▸ **WHAT THE TASK REQUIRES**: Please give the entries again in full and exactly, without any picture.
== GIVEN INFORMATION
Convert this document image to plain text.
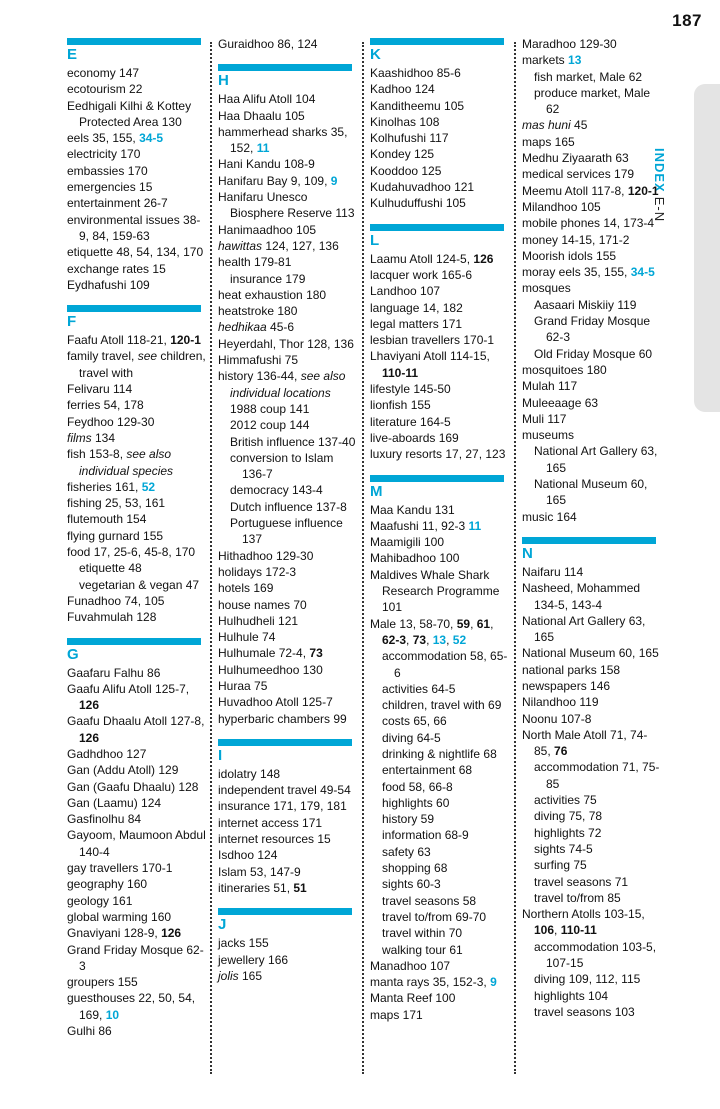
187
INDEXE-N
E
economy 147
ecotourism 22
Eedhigali Kilhi & Kottey Protected Area 130
eels 35, 155, 34-5
electricity 170
embassies 170
emergencies 15
entertainment 26-7
environmental issues 38-9, 84, 159-63
etiquette 48, 54, 134, 170
exchange rates 15
Eydhafushi 109
F
Faafu Atoll 118-21, 120-1
family travel, see children, travel with
Felivaru 114
ferries 54, 178
Feydhoo 129-30
films 134
fish 153-8, see also individual species
fisheries 161, 52
fishing 25, 53, 161
flutemouth 154
flying gurnard 155
food 17, 25-6, 45-8, 170
etiquette 48
vegetarian & vegan 47
Funadhoo 74, 105
Fuvahmulah 128
G
Gaafaru Falhu 86
Gaafu Alifu Atoll 125-7, 126
Gaafu Dhaalu Atoll 127-8, 126
Gadhdhoo 127
Gan (Addu Atoll) 129
Gan (Gaafu Dhaalu) 128
Gan (Laamu) 124
Gasfinolhu 84
Gayoom, Maumoon Abdul 140-4
gay travellers 170-1
geography 160
geology 161
global warming 160
Gnaviyani 128-9, 126
Grand Friday Mosque 62-3
groupers 155
guesthouses 22, 50, 54, 169, 10
Gulhi 86
Guraidhoo 86, 124
H
Haa Alifu Atoll 104
Haa Dhaalu 105
hammerhead sharks 35, 152, 11
Hani Kandu 108-9
Hanifaru Bay 9, 109, 9
Hanifaru Unesco Biosphere Reserve 113
Hanimaadhoo 105
hawittas 124, 127, 136
health 179-81
insurance 179
heat exhaustion 180
heatstroke 180
hedhikaa 45-6
Heyerdahl, Thor 128, 136
Himmafushi 75
history 136-44, see also individual locations
1988 coup 141
2012 coup 144
British influence 137-40
conversion to Islam 136-7
democracy 143-4
Dutch influence 137-8
Portuguese influence 137
Hithadhoo 129-30
holidays 172-3
hotels 169
house names 70
Hulhudheli 121
Hulhule 74
Hulhumale 72-4, 73
Hulhumeedhoo 130
Huraa 75
Huvadhoo Atoll 125-7
hyperbaric chambers 99
I
idolatry 148
independent travel 49-54
insurance 171, 179, 181
internet access 171
internet resources 15
Isdhoo 124
Islam 53, 147-9
itineraries 51, 51
J
jacks 155
jewellery 166
jolis 165
K
Kaashidhoo 85-6
Kadhoo 124
Kanditheemu 105
Kinolhas 108
Kolhufushi 117
Kondey 125
Kooddoo 125
Kudahuvadhoo 121
Kulhuduffushi 105
L
Laamu Atoll 124-5, 126
lacquer work 165-6
Landhoo 107
language 14, 182
legal matters 171
lesbian travellers 170-1
Lhaviyani Atoll 114-15, 110-11
lifestyle 145-50
lionfish 155
literature 164-5
live-aboards 169
luxury resorts 17, 27, 123
M
Maa Kandu 131
Maafushi 11, 92-3 11
Maamigili 100
Mahibadhoo 100
Maldives Whale Shark Research Programme 101
Male 13, 58-70, 59, 61, 62-3, 73, 13, 52
accommodation 58, 65-6
activities 64-5
children, travel with 69
costs 65, 66
diving 64-5
drinking & nightlife 68
entertainment 68
food 58, 66-8
highlights 60
history 59
information 68-9
safety 63
shopping 68
sights 60-3
travel seasons 58
travel to/from 69-70
travel within 70
walking tour 61
Manadhoo 107
manta rays 35, 152-3, 9
Manta Reef 100
maps 171
Maradhoo 129-30
markets 13
fish market, Male 62
produce market, Male 62
mas huni 45
maps 165
Medhu Ziyaarath 63
medical services 179
Meemu Atoll 117-8, 120-1
Milandhoo 105
mobile phones 14, 173-4
money 14-15, 171-2
Moorish idols 155
moray eels 35, 155, 34-5
mosques
Aasaari Miskiiy 119
Grand Friday Mosque 62-3
Old Friday Mosque 60
mosquitoes 180
Mulah 117
Muleeaage 63
Muli 117
museums
National Art Gallery 63, 165
National Museum 60, 165
music 164
N
Naifaru 114
Nasheed, Mohammed 134-5, 143-4
National Art Gallery 63, 165
National Museum 60, 165
national parks 158
newspapers 146
Nilandhoo 119
Noonu 107-8
North Male Atoll 71, 74-85, 76
accommodation 71, 75-85
activities 75
diving 75, 78
highlights 72
sights 74-5
surfing 75
travel seasons 71
travel to/from 85
Northern Atolls 103-15, 106, 110-11
accommodation 103-5, 107-15
diving 109, 112, 115
highlights 104
travel seasons 103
====
▸ **SOLUTION TO THIS EXERCISE**:
Convert this document image to plain text.
187
INDEXE-N
E
economy 147
ecotourism 22
Eedhigali Kilhi & Kottey Protected Area 130
eels 35, 155, 34-5
electricity 170
embassies 170
emergencies 15
entertainment 26-7
environmental issues 38-9, 84, 159-63
etiquette 48, 54, 134, 170
exchange rates 15
Eydhafushi 109
F
Faafu Atoll 118-21, 120-1
family travel, see children, travel with
Felivaru 114
ferries 54, 178
Feydhoo 129-30
films 134
fish 153-8, see also individual species
fisheries 161, 52
fishing 25, 53, 161
flutemouth 154
flying gurnard 155
food 17, 25-6, 45-8, 170
etiquette 48
vegetarian & vegan 47
Funadhoo 74, 105
Fuvahmulah 128
G
Gaafaru Falhu 86
Gaafu Alifu Atoll 125-7, 126
Gaafu Dhaalu Atoll 127-8, 126
Gadhdhoo 127
Gan (Addu Atoll) 129
Gan (Gaafu Dhaalu) 128
Gan (Laamu) 124
Gasfinolhu 84
Gayoom, Maumoon Abdul 140-4
gay travellers 170-1
geography 160
geology 161
global warming 160
Gnaviyani 128-9, 126
Grand Friday Mosque 62-3
groupers 155
guesthouses 22, 50, 54, 169, 10
Gulhi 86
Guraidhoo 86, 124
H
Haa Alifu Atoll 104
Haa Dhaalu 105
hammerhead sharks 35, 152, 11
Hani Kandu 108-9
Hanifaru Bay 9, 109, 9
Hanifaru Unesco Biosphere Reserve 113
Hanimaadhoo 105
hawittas 124, 127, 136
health 179-81
insurance 179
heat exhaustion 180
heatstroke 180
hedhikaa 45-6
Heyerdahl, Thor 128, 136
Himmafushi 75
history 136-44, see also individual locations
1988 coup 141
2012 coup 144
British influence 137-40
conversion to Islam 136-7
democracy 143-4
Dutch influence 137-8
Portuguese influence 137
Hithadhoo 129-30
holidays 172-3
hotels 169
house names 70
Hulhudheli 121
Hulhule 74
Hulhumale 72-4, 73
Hulhumeedhoo 130
Huraa 75
Huvadhoo Atoll 125-7
hyperbaric chambers 99
I
idolatry 148
independent travel 49-54
insurance 171, 179, 181
internet access 171
internet resources 15
Isdhoo 124
Islam 53, 147-9
itineraries 51, 51
J
jacks 155
jewellery 166
jolis 165
K
Kaashidhoo 85-6
Kadhoo 124
Kanditheemu 105
Kinolhas 108
Kolhufushi 117
Kondey 125
Kooddoo 125
Kudahuvadhoo 121
Kulhuduffushi 105
L
Laamu Atoll 124-5, 126
lacquer work 165-6
Landhoo 107
language 14, 182
legal matters 171
lesbian travellers 170-1
Lhaviyani Atoll 114-15, 110-11
lifestyle 145-50
lionfish 155
literature 164-5
live-aboards 169
luxury resorts 17, 27, 123
M
Maa Kandu 131
Maafushi 11, 92-3 11
Maamigili 100
Mahibadhoo 100
Maldives Whale Shark Research Programme 101
Male 13, 58-70, 59, 61, 62-3, 73, 13, 52
accommodation 58, 65-6
activities 64-5
children, travel with 69
costs 65, 66
diving 64-5
drinking & nightlife 68
entertainment 68
food 58, 66-8
highlights 60
history 59
information 68-9
safety 63
shopping 68
sights 60-3
travel seasons 58
travel to/from 69-70
travel within 70
walking tour 61
Manadhoo 107
manta rays 35, 152-3, 9
Manta Reef 100
maps 171
Maradhoo 129-30
markets 13
fish market, Male 62
produce market, Male 62
mas huni 45
maps 165
Medhu Ziyaarath 63
medical services 179
Meemu Atoll 117-8, 120-1
Milandhoo 105
mobile phones 14, 173-4
money 14-15, 171-2
Moorish idols 155
moray eels 35, 155, 34-5
mosques
Aasaari Miskiiy 119
Grand Friday Mosque 62-3
Old Friday Mosque 60
mosquitoes 180
Mulah 117
Muleeaage 63
Muli 117
museums
National Art Gallery 63, 165
National Museum 60, 165
music 164
N
Naifaru 114
Nasheed, Mohammed 134-5, 143-4
National Art Gallery 63, 165
National Museum 60, 165
national parks 158
newspapers 146
Nilandhoo 119
Noonu 107-8
North Male Atoll 71, 74-85, 76
accommodation 71, 75-85
activities 75
diving 75, 78
highlights 72
sights 74-5
surfing 75
travel seasons 71
travel to/from 85
Northern Atolls 103-15, 106, 110-11
accommodation 103-5, 107-15
diving 109, 112, 115
highlights 104
travel seasons 103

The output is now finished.